* Begin *
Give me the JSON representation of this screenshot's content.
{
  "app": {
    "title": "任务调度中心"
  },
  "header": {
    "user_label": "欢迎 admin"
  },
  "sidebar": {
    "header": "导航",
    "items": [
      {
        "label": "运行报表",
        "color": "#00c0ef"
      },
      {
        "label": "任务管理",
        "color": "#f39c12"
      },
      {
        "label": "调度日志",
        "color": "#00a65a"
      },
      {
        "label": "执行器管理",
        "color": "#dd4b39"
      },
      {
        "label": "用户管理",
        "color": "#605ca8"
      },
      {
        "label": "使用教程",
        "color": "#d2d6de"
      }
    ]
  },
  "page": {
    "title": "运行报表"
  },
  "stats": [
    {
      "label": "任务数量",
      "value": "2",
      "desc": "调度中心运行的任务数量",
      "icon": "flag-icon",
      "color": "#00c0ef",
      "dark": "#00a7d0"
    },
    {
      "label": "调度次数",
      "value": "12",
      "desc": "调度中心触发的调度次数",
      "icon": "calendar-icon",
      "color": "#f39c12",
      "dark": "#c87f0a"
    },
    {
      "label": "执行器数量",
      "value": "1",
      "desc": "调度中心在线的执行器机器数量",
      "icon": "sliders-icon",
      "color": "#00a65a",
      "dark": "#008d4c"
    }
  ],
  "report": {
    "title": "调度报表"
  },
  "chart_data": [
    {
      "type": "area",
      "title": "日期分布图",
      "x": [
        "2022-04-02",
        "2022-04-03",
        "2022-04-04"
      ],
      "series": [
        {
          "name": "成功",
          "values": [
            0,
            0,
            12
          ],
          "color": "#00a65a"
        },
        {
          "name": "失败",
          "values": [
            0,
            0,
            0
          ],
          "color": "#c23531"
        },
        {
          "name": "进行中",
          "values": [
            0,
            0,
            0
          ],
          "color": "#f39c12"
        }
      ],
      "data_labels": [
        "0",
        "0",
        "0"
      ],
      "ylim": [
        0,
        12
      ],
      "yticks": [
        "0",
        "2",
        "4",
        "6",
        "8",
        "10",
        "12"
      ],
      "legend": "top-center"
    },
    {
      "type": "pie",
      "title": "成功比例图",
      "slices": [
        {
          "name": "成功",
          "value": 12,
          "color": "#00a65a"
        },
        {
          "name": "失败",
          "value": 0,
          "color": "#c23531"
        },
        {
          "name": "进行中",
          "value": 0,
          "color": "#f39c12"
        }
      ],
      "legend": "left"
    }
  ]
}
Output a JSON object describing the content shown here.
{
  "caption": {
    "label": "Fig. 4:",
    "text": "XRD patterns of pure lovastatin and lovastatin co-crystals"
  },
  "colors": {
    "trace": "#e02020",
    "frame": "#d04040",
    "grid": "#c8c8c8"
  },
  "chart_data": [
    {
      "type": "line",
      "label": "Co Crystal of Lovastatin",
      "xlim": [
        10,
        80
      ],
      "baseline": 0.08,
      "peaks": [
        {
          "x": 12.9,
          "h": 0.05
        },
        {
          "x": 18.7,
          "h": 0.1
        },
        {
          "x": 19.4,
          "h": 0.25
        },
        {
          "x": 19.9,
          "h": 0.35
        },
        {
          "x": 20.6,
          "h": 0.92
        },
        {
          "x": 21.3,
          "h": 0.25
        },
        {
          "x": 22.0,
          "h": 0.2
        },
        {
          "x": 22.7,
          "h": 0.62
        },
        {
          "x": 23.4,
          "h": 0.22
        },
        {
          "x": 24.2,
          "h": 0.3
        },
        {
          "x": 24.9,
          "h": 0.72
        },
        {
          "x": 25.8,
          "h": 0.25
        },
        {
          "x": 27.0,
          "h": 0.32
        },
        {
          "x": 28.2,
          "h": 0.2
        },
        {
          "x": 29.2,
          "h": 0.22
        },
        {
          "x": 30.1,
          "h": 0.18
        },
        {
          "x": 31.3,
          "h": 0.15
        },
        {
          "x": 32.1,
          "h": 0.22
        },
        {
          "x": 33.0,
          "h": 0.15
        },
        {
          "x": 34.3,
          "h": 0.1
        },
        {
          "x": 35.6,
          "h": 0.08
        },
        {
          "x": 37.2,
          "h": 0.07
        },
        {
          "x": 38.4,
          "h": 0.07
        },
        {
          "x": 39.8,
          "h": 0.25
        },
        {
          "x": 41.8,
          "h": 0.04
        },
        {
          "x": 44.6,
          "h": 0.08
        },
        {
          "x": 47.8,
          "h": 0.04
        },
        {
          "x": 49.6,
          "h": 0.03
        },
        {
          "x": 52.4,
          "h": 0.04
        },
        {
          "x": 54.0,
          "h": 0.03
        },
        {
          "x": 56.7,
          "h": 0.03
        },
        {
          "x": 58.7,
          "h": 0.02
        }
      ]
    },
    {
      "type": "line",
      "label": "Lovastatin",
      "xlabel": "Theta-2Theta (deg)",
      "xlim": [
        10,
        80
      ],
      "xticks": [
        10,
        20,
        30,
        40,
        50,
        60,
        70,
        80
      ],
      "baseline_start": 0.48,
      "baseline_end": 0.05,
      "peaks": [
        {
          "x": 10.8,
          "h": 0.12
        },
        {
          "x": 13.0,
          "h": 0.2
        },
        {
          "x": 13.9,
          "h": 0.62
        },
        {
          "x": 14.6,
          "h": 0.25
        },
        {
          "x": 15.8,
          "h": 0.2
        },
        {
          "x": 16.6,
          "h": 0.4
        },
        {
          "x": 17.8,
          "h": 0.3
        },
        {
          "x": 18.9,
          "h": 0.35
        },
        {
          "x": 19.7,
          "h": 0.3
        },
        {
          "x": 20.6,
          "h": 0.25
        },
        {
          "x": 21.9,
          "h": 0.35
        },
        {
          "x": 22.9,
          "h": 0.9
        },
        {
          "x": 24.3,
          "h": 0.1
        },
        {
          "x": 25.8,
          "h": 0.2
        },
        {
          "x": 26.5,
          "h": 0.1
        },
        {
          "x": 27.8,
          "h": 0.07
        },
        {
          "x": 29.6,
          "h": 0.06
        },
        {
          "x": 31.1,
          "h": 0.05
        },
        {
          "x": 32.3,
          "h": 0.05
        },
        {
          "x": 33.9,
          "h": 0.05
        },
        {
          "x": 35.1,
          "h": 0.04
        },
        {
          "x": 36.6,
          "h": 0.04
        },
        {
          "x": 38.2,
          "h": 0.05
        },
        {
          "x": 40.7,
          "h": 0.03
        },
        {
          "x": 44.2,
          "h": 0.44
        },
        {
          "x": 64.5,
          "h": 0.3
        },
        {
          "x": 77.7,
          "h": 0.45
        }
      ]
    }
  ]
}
* End *
Aim of the exercise
Reproduce every line of the material above exactly.

Reply
Give me the JSON representation of this screenshot's content.
{
  "app": {
    "title": "任务调度中心"
  },
  "header": {
    "user_label": "欢迎 admin"
  },
  "sidebar": {
    "header": "导航",
    "items": [
      {
        "label": "运行报表",
        "color": "#00c0ef"
      },
      {
        "label": "任务管理",
        "color": "#f39c12"
      },
      {
        "label": "调度日志",
        "color": "#00a65a"
      },
      {
        "label": "执行器管理",
        "color": "#dd4b39"
      },
      {
        "label": "用户管理",
        "color": "#605ca8"
      },
      {
        "label": "使用教程",
        "color": "#d2d6de"
      }
    ]
  },
  "page": {
    "title": "运行报表"
  },
  "stats": [
    {
      "label": "任务数量",
      "value": "2",
      "desc": "调度中心运行的任务数量",
      "icon": "flag-icon",
      "color": "#00c0ef",
      "dark": "#00a7d0"
    },
    {
      "label": "调度次数",
      "value": "12",
      "desc": "调度中心触发的调度次数",
      "icon": "calendar-icon",
      "color": "#f39c12",
      "dark": "#c87f0a"
    },
    {
      "label": "执行器数量",
      "value": "1",
      "desc": "调度中心在线的执行器机器数量",
      "icon": "sliders-icon",
      "color": "#00a65a",
      "dark": "#008d4c"
    }
  ],
  "report": {
    "title": "调度报表"
  },
  "chart_data": [
    {
      "type": "area",
      "title": "日期分布图",
      "x": [
        "2022-04-02",
        "2022-04-03",
        "2022-04-04"
      ],
      "series": [
        {
          "name": "成功",
          "values": [
            0,
            0,
            12
          ],
          "color": "#00a65a"
        },
        {
          "name": "失败",
          "values": [
            0,
            0,
            0
          ],
          "color": "#c23531"
        },
        {
          "name": "进行中",
          "values": [
            0,
            0,
            0
          ],
          "color": "#f39c12"
        }
      ],
      "data_labels": [
        "0",
        "0",
        "0"
      ],
      "ylim": [
        0,
        12
      ],
      "yticks": [
        "0",
        "2",
        "4",
        "6",
        "8",
        "10",
        "12"
      ],
      "legend": "top-center"
    },
    {
      "type": "pie",
      "title": "成功比例图",
      "slices": [
        {
          "name": "成功",
          "value": 12,
          "color": "#00a65a"
        },
        {
          "name": "失败",
          "value": 0,
          "color": "#c23531"
        },
        {
          "name": "进行中",
          "value": 0,
          "color": "#f39c12"
        }
      ],
      "legend": "left"
    }
  ]
}
Output a JSON object describing the content shown here.
{
  "caption": {
    "label": "Fig. 4:",
    "text": "XRD patterns of pure lovastatin and lovastatin co-crystals"
  },
  "colors": {
    "trace": "#e02020",
    "frame": "#d04040",
    "grid": "#c8c8c8"
  },
  "chart_data": [
    {
      "type": "line",
      "label": "Co Crystal of Lovastatin",
      "xlim": [
        10,
        80
      ],
      "baseline": 0.08,
      "peaks": [
        {
          "x": 12.9,
          "h": 0.05
        },
        {
          "x": 18.7,
          "h": 0.1
        },
        {
          "x": 19.4,
          "h": 0.25
        },
        {
          "x": 19.9,
          "h": 0.35
        },
        {
          "x": 20.6,
          "h": 0.92
        },
        {
          "x": 21.3,
          "h": 0.25
        },
        {
          "x": 22.0,
          "h": 0.2
        },
        {
          "x": 22.7,
          "h": 0.62
        },
        {
          "x": 23.4,
          "h": 0.22
        },
        {
          "x": 24.2,
          "h": 0.3
        },
        {
          "x": 24.9,
          "h": 0.72
        },
        {
          "x": 25.8,
          "h": 0.25
        },
        {
          "x": 27.0,
          "h": 0.32
        },
        {
          "x": 28.2,
          "h": 0.2
        },
        {
          "x": 29.2,
          "h": 0.22
        },
        {
          "x": 30.1,
          "h": 0.18
        },
        {
          "x": 31.3,
          "h": 0.15
        },
        {
          "x": 32.1,
          "h": 0.22
        },
        {
          "x": 33.0,
          "h": 0.15
        },
        {
          "x": 34.3,
          "h": 0.1
        },
        {
          "x": 35.6,
          "h": 0.08
        },
        {
          "x": 37.2,
          "h": 0.07
        },
        {
          "x": 38.4,
          "h": 0.07
        },
        {
          "x": 39.8,
          "h": 0.25
        },
        {
          "x": 41.8,
          "h": 0.04
        },
        {
          "x": 44.6,
          "h": 0.08
        },
        {
          "x": 47.8,
          "h": 0.04
        },
        {
          "x": 49.6,
          "h": 0.03
        },
        {
          "x": 52.4,
          "h": 0.04
        },
        {
          "x": 54.0,
          "h": 0.03
        },
        {
          "x": 56.7,
          "h": 0.03
        },
        {
          "x": 58.7,
          "h": 0.02
        }
      ]
    },
    {
      "type": "line",
      "label": "Lovastatin",
      "xlabel": "Theta-2Theta (deg)",
      "xlim": [
        10,
        80
      ],
      "xticks": [
        10,
        20,
        30,
        40,
        50,
        60,
        70,
        80
      ],
      "baseline_start": 0.48,
      "baseline_end": 0.05,
      "peaks": [
        {
          "x": 10.8,
          "h": 0.12
        },
        {
          "x": 13.0,
          "h": 0.2
        },
        {
          "x": 13.9,
          "h": 0.62
        },
        {
          "x": 14.6,
          "h": 0.25
        },
        {
          "x": 15.8,
          "h": 0.2
        },
        {
          "x": 16.6,
          "h": 0.4
        },
        {
          "x": 17.8,
          "h": 0.3
        },
        {
          "x": 18.9,
          "h": 0.35
        },
        {
          "x": 19.7,
          "h": 0.3
        },
        {
          "x": 20.6,
          "h": 0.25
        },
        {
          "x": 21.9,
          "h": 0.35
        },
        {
          "x": 22.9,
          "h": 0.9
        },
        {
          "x": 24.3,
          "h": 0.1
        },
        {
          "x": 25.8,
          "h": 0.2
        },
        {
          "x": 26.5,
          "h": 0.1
        },
        {
          "x": 27.8,
          "h": 0.07
        },
        {
          "x": 29.6,
          "h": 0.06
        },
        {
          "x": 31.1,
          "h": 0.05
        },
        {
          "x": 32.3,
          "h": 0.05
        },
        {
          "x": 33.9,
          "h": 0.05
        },
        {
          "x": 35.1,
          "h": 0.04
        },
        {
          "x": 36.6,
          "h": 0.04
        },
        {
          "x": 38.2,
          "h": 0.05
        },
        {
          "x": 40.7,
          "h": 0.03
        },
        {
          "x": 44.2,
          "h": 0.44
        },
        {
          "x": 64.5,
          "h": 0.3
        },
        {
          "x": 77.7,
          "h": 0.45
        }
      ]
    }
  ]
}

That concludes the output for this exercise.